What to do
Exactly as given, repeat all of the entries.

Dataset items
------------------------------------

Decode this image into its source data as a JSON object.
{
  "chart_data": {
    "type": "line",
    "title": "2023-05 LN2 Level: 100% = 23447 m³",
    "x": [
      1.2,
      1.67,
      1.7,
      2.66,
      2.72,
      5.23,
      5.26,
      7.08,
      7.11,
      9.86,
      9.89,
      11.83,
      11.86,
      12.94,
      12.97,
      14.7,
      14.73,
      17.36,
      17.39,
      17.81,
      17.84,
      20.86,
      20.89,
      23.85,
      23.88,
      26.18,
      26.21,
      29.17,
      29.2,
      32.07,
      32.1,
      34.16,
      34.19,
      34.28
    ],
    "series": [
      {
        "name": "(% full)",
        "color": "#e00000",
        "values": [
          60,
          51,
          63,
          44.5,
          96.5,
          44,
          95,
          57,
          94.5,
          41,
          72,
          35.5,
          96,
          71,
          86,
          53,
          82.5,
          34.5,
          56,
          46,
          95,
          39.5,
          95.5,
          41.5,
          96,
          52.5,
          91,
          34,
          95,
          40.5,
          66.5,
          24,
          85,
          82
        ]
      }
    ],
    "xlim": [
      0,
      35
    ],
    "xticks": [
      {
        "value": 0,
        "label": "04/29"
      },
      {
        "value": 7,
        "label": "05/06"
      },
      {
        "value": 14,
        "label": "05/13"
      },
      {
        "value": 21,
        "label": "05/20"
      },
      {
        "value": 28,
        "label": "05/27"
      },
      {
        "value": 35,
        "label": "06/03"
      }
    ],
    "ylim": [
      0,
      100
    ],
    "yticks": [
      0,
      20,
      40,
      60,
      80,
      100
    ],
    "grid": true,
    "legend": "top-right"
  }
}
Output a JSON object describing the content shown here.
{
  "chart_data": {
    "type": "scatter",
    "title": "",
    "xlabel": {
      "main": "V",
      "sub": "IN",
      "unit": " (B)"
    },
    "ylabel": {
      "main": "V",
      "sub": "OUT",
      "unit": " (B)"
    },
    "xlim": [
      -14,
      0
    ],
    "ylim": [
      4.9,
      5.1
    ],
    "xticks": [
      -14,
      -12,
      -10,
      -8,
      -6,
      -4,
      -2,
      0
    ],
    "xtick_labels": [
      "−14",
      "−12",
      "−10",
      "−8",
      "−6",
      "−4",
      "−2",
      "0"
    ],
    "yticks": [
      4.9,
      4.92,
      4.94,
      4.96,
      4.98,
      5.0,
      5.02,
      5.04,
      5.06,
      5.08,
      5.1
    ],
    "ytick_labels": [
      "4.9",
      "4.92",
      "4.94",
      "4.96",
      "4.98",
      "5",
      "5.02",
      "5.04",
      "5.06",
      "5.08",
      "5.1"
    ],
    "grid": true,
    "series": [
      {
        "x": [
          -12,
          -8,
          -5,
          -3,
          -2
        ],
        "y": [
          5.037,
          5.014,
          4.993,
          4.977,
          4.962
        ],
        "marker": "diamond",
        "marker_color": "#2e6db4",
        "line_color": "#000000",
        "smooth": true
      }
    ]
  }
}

------------------------------------

Complete output
Decode this image into its source data as a JSON object.
{
  "chart_data": {
    "type": "line",
    "title": "2023-05 LN2 Level: 100% = 23447 m³",
    "x": [
      1.2,
      1.67,
      1.7,
      2.66,
      2.72,
      5.23,
      5.26,
      7.08,
      7.11,
      9.86,
      9.89,
      11.83,
      11.86,
      12.94,
      12.97,
      14.7,
      14.73,
      17.36,
      17.39,
      17.81,
      17.84,
      20.86,
      20.89,
      23.85,
      23.88,
      26.18,
      26.21,
      29.17,
      29.2,
      32.07,
      32.1,
      34.16,
      34.19,
      34.28
    ],
    "series": [
      {
        "name": "(% full)",
        "color": "#e00000",
        "values": [
          60,
          51,
          63,
          44.5,
          96.5,
          44,
          95,
          57,
          94.5,
          41,
          72,
          35.5,
          96,
          71,
          86,
          53,
          82.5,
          34.5,
          56,
          46,
          95,
          39.5,
          95.5,
          41.5,
          96,
          52.5,
          91,
          34,
          95,
          40.5,
          66.5,
          24,
          85,
          82
        ]
      }
    ],
    "xlim": [
      0,
      35
    ],
    "xticks": [
      {
        "value": 0,
        "label": "04/29"
      },
      {
        "value": 7,
        "label": "05/06"
      },
      {
        "value": 14,
        "label": "05/13"
      },
      {
        "value": 21,
        "label": "05/20"
      },
      {
        "value": 28,
        "label": "05/27"
      },
      {
        "value": 35,
        "label": "06/03"
      }
    ],
    "ylim": [
      0,
      100
    ],
    "yticks": [
      0,
      20,
      40,
      60,
      80,
      100
    ],
    "grid": true,
    "legend": "top-right"
  }
}
Output a JSON object describing the content shown here.
{
  "chart_data": {
    "type": "scatter",
    "title": "",
    "xlabel": {
      "main": "V",
      "sub": "IN",
      "unit": " (B)"
    },
    "ylabel": {
      "main": "V",
      "sub": "OUT",
      "unit": " (B)"
    },
    "xlim": [
      -14,
      0
    ],
    "ylim": [
      4.9,
      5.1
    ],
    "xticks": [
      -14,
      -12,
      -10,
      -8,
      -6,
      -4,
      -2,
      0
    ],
    "xtick_labels": [
      "−14",
      "−12",
      "−10",
      "−8",
      "−6",
      "−4",
      "−2",
      "0"
    ],
    "yticks": [
      4.9,
      4.92,
      4.94,
      4.96,
      4.98,
      5.0,
      5.02,
      5.04,
      5.06,
      5.08,
      5.1
    ],
    "ytick_labels": [
      "4.9",
      "4.92",
      "4.94",
      "4.96",
      "4.98",
      "5",
      "5.02",
      "5.04",
      "5.06",
      "5.08",
      "5.1"
    ],
    "grid": true,
    "series": [
      {
        "x": [
          -12,
          -8,
          -5,
          -3,
          -2
        ],
        "y": [
          5.037,
          5.014,
          4.993,
          4.977,
          4.962
        ],
        "marker": "diamond",
        "marker_color": "#2e6db4",
        "line_color": "#000000",
        "smooth": true
      }
    ]
  }
}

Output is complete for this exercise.